■ **Exercise description**
Tally every line featuring "right", then give that tally alone.

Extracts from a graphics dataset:
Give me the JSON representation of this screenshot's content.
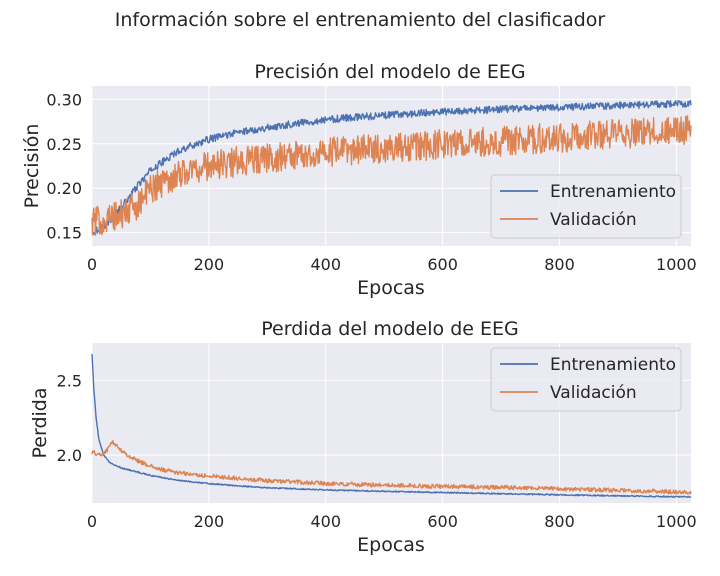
{
  "figure": {
    "suptitle": "Información sobre el entrenamiento del clasificador"
  },
  "colors": {
    "train": "#4c72b0",
    "val": "#dd8452",
    "axes_bg": "#eaeaf2",
    "grid": "#ffffff",
    "text": "#262626"
  },
  "chart_data": [
    {
      "type": "line",
      "title": "Precisión del modelo de EEG",
      "xlabel": "Epocas",
      "ylabel": "Precisión",
      "xlim": [
        0,
        1025
      ],
      "ylim": [
        0.135,
        0.315
      ],
      "xticks": [
        0,
        200,
        400,
        600,
        800,
        1000
      ],
      "yticks": [
        0.15,
        0.2,
        0.25,
        0.3
      ],
      "ytick_labels": [
        "0.15",
        "0.20",
        "0.25",
        "0.30"
      ],
      "grid": true,
      "legend_position": "lower-right",
      "series": [
        {
          "name": "Entrenamiento",
          "color": "#4c72b0",
          "points": [
            [
              0,
              0.15
            ],
            [
              25,
              0.16
            ],
            [
              50,
              0.178
            ],
            [
              75,
              0.2
            ],
            [
              100,
              0.22
            ],
            [
              150,
              0.243
            ],
            [
              200,
              0.255
            ],
            [
              250,
              0.263
            ],
            [
              300,
              0.268
            ],
            [
              350,
              0.273
            ],
            [
              400,
              0.277
            ],
            [
              450,
              0.28
            ],
            [
              500,
              0.282
            ],
            [
              550,
              0.284
            ],
            [
              600,
              0.286
            ],
            [
              650,
              0.287
            ],
            [
              700,
              0.289
            ],
            [
              750,
              0.29
            ],
            [
              800,
              0.291
            ],
            [
              850,
              0.292
            ],
            [
              900,
              0.293
            ],
            [
              950,
              0.294
            ],
            [
              1000,
              0.295
            ],
            [
              1025,
              0.295
            ]
          ],
          "noise": 0.004
        },
        {
          "name": "Validación",
          "color": "#dd8452",
          "points": [
            [
              0,
              0.162
            ],
            [
              25,
              0.165
            ],
            [
              50,
              0.17
            ],
            [
              75,
              0.18
            ],
            [
              100,
              0.2
            ],
            [
              150,
              0.217
            ],
            [
              200,
              0.225
            ],
            [
              250,
              0.23
            ],
            [
              300,
              0.234
            ],
            [
              350,
              0.237
            ],
            [
              400,
              0.24
            ],
            [
              450,
              0.243
            ],
            [
              500,
              0.245
            ],
            [
              550,
              0.247
            ],
            [
              600,
              0.249
            ],
            [
              650,
              0.251
            ],
            [
              700,
              0.253
            ],
            [
              750,
              0.255
            ],
            [
              800,
              0.257
            ],
            [
              850,
              0.259
            ],
            [
              900,
              0.261
            ],
            [
              950,
              0.263
            ],
            [
              1000,
              0.265
            ],
            [
              1025,
              0.266
            ]
          ],
          "noise": 0.017
        }
      ]
    },
    {
      "type": "line",
      "title": "Perdida del modelo de EEG",
      "xlabel": "Epocas",
      "ylabel": "Perdida",
      "xlim": [
        0,
        1025
      ],
      "ylim": [
        1.68,
        2.75
      ],
      "xticks": [
        0,
        200,
        400,
        600,
        800,
        1000
      ],
      "yticks": [
        2.0,
        2.5
      ],
      "ytick_labels": [
        "2.0",
        "2.5"
      ],
      "grid": true,
      "legend_position": "upper-right",
      "series": [
        {
          "name": "Entrenamiento",
          "color": "#4c72b0",
          "points": [
            [
              0,
              2.68
            ],
            [
              3,
              2.45
            ],
            [
              7,
              2.25
            ],
            [
              12,
              2.1
            ],
            [
              20,
              2.0
            ],
            [
              30,
              1.95
            ],
            [
              50,
              1.915
            ],
            [
              75,
              1.89
            ],
            [
              100,
              1.865
            ],
            [
              150,
              1.83
            ],
            [
              200,
              1.81
            ],
            [
              250,
              1.795
            ],
            [
              300,
              1.782
            ],
            [
              400,
              1.768
            ],
            [
              500,
              1.758
            ],
            [
              600,
              1.75
            ],
            [
              700,
              1.742
            ],
            [
              800,
              1.735
            ],
            [
              900,
              1.728
            ],
            [
              1000,
              1.722
            ],
            [
              1025,
              1.72
            ]
          ],
          "noise": 0.004
        },
        {
          "name": "Validación",
          "color": "#dd8452",
          "points": [
            [
              0,
              2.02
            ],
            [
              15,
              2.0
            ],
            [
              25,
              2.03
            ],
            [
              35,
              2.09
            ],
            [
              45,
              2.05
            ],
            [
              60,
              2.0
            ],
            [
              80,
              1.96
            ],
            [
              110,
              1.91
            ],
            [
              150,
              1.88
            ],
            [
              200,
              1.86
            ],
            [
              300,
              1.83
            ],
            [
              400,
              1.81
            ],
            [
              500,
              1.8
            ],
            [
              600,
              1.79
            ],
            [
              700,
              1.785
            ],
            [
              800,
              1.775
            ],
            [
              900,
              1.765
            ],
            [
              1000,
              1.755
            ],
            [
              1025,
              1.752
            ]
          ],
          "noise": 0.014
        }
      ]
    }
  ]
}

■ **Task solution**
2